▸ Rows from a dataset
§

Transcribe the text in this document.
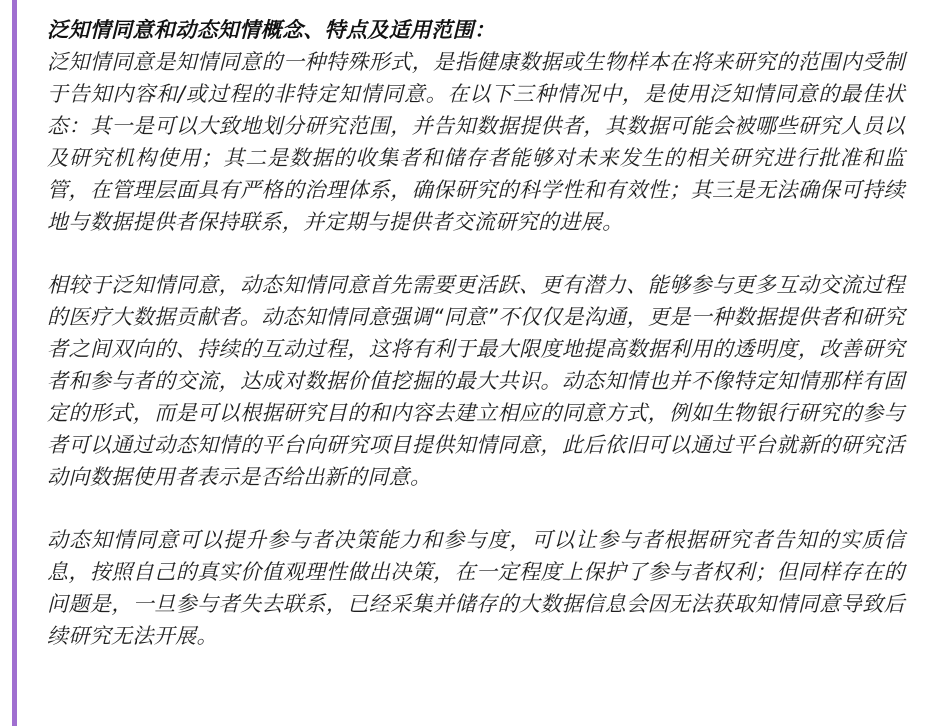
泛知情同意和动态知情概念、特点及适用范围：

泛知情同意是知情同意的一种特殊形式，是指健康数据或生物样本在将来研究的范围内受制于告知内容和/或过程的非特定知情同意。在以下三种情况中，是使用泛知情同意的最佳状态：其一是可以大致地划分研究范围，并告知数据提供者，其数据可能会被哪些研究人员以及研究机构使用；其二是数据的收集者和储存者能够对未来发生的相关研究进行批准和监管，在管理层面具有严格的治理体系，确保研究的科学性和有效性；其三是无法确保可持续地与数据提供者保持联系，并定期与提供者交流研究的进展。

相较于泛知情同意，动态知情同意首先需要更活跃、更有潜力、能够参与更多互动交流过程的医疗大数据贡献者。动态知情同意强调“同意”不仅仅是沟通，更是一种数据提供者和研究者之间双向的、持续的互动过程，这将有利于最大限度地提高数据利用的透明度，改善研究者和参与者的交流，达成对数据价值挖掘的最大共识。动态知情也并不像特定知情那样有固定的形式，而是可以根据研究目的和内容去建立相应的同意方式，例如生物银行研究的参与者可以通过动态知情的平台向研究项目提供知情同意，此后依旧可以通过平台就新的研究活动向数据使用者表示是否给出新的同意。

动态知情同意可以提升参与者决策能力和参与度，可以让参与者根据研究者告知的实质信息，按照自己的真实价值观理性做出决策，在一定程度上保护了参与者权利；但同样存在的问题是，一旦参与者失去联系，已经采集并储存的大数据信息会因无法获取知情同意导致后续研究无法开展。
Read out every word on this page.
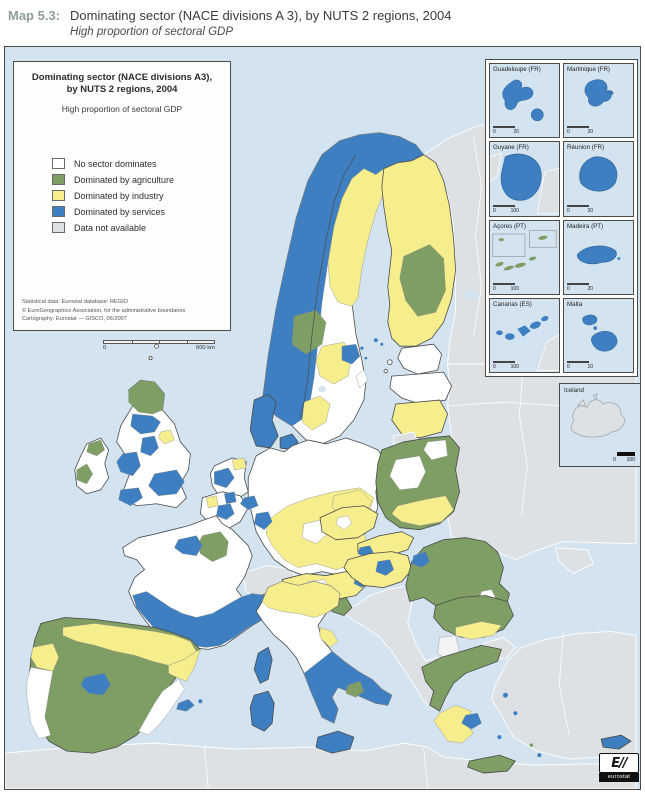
Map 5.3: Dominating sector (NACE divisions A 3), by NUTS 2 regions, 2004
High proportion of sectoral GDP
Dominating sector (NACE divisions A3),
by NUTS 2 regions, 2004
High proportion of sectoral GDP
No sector dominates
Dominated by agriculture
Dominated by industry
Dominated by services
Data not available
Statistical data: Eurostat database: REGIO
© EuroGeographics Association, for the administrative boundaries
Cartography: Eurostat — GISCO, 06/2007
0	600 km
Guadeloupe (FR)
0	20
Martinique (FR)
0	20
Guyane (FR)
0	100
Réunion (FR)
0	20
Açores (PT)
0	100
Madeira (PT)
0	20
Canarias (ES)
0	100
Malta
0	10
Iceland
0 100
E//
eurostat
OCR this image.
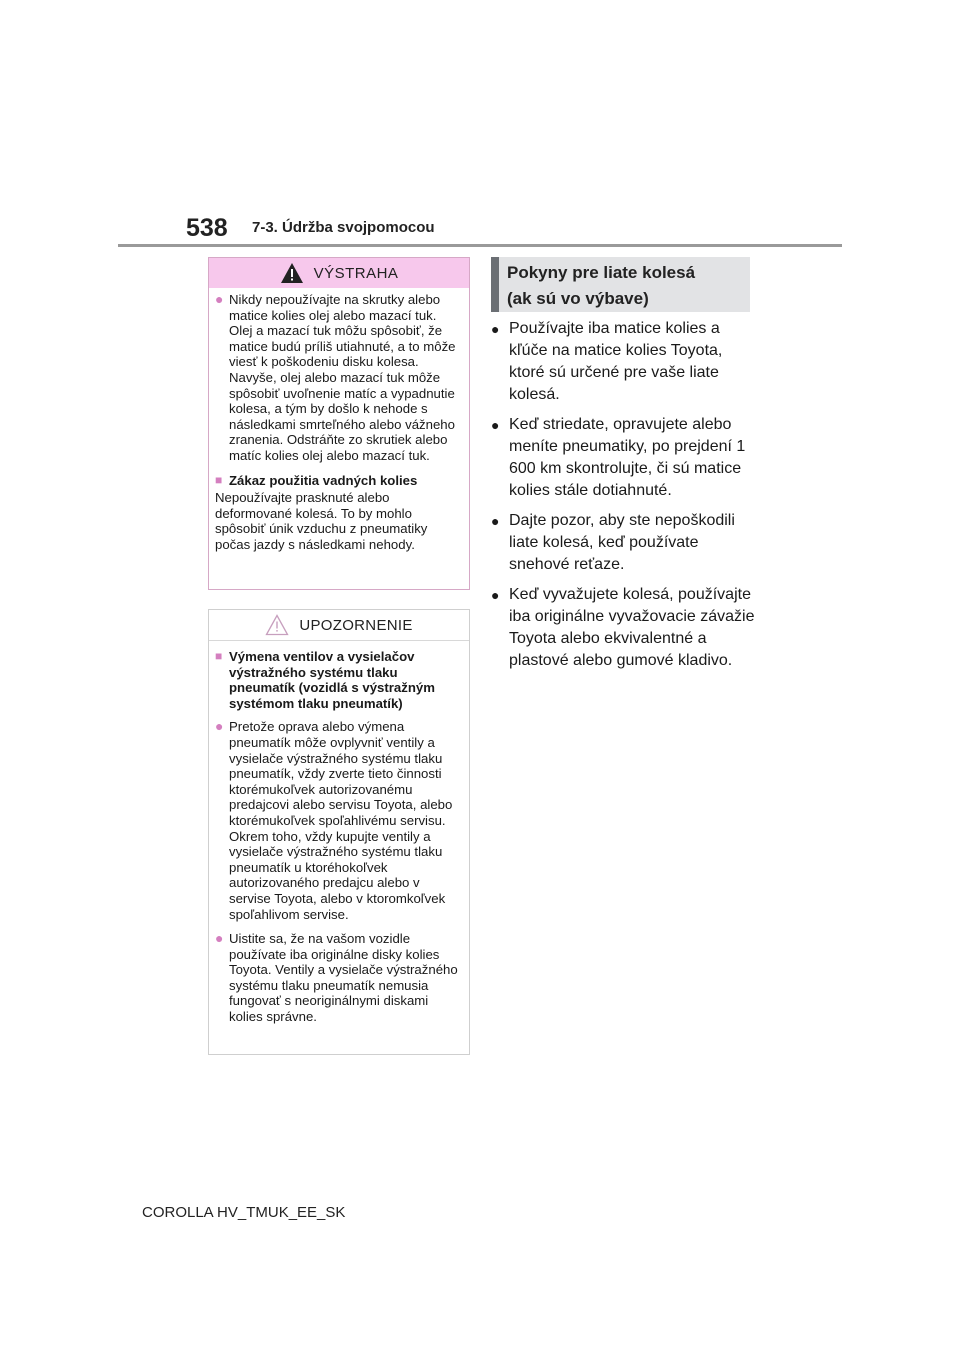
538 7-3. Údržba svojpomocou
VÝSTRAHA
● Nikdy nepoužívajte na skrutky alebo matice kolies olej alebo mazací tuk. Olej a mazací tuk môžu spôsobiť, že matice budú príliš utiahnuté, a to môže viesť k poškodeniu disku kolesa. Navyše, olej alebo mazací tuk môže spôsobiť uvoľnenie matíc a vypadnutie kolesa, a tým by došlo k nehode s následkami smrteľného alebo vážneho zranenia. Odstráňte zo skrutiek alebo matíc kolies olej alebo mazací tuk.
■ Zákaz použitia vadných kolies

Nepoužívajte prasknuté alebo deformované kolesá. To by mohlo spôsobiť únik vzduchu z pneumatiky počas jazdy s následkami nehody.

UPOZORNENIE
■ Výmena ventilov a vysielačov výstražného systému tlaku pneumatík (vozidlá s výstražným systémom tlaku pneumatík)
● Pretože oprava alebo výmena pneumatík môže ovplyvniť ventily a vysielače výstražného systému tlaku pneumatík, vždy zverte tieto činnosti ktorémukoľvek autorizovanému predajcovi alebo servisu Toyota, alebo ktorémukoľvek spoľahlivému servisu. Okrem toho, vždy kupujte ventily a vysielače výstražného systému tlaku pneumatík u ktoréhokoľvek autorizovaného predajcu alebo v servise Toyota, alebo v ktoromkoľvek spoľahlivom servise.
● Uistite sa, že na vašom vozidle používate iba originálne disky kolies Toyota. Ventily a vysielače výstražného systému tlaku pneumatík nemusia fungovať s neoriginálnymi diskami kolies správne.
Pokyny pre liate kolesá
(ak sú vo výbave)
● Používajte iba matice kolies a kľúče na matice kolies Toyota, ktoré sú určené pre vaše liate kolesá.
● Keď striedate, opravujete alebo meníte pneumatiky, po prejdení 1 600 km skontrolujte, či sú matice kolies stále dotiahnuté.
● Dajte pozor, aby ste nepoškodili liate kolesá, keď používate snehové reťaze.
● Keď vyvažujete kolesá, používajte iba originálne vyvažovacie závažie Toyota alebo ekvivalentné a plastové alebo gumové kladivo.
COROLLA HV_TMUK_EE_SK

§

▸ Goal of the exercise
In the entries above, find each line with the word "Dominating" and copy it.

▸ Output for this exercise
Map 5.3: Dominating sector (NACE divisions A 3), by NUTS 2 regions, 2004
Dominating sector (NACE divisions A3),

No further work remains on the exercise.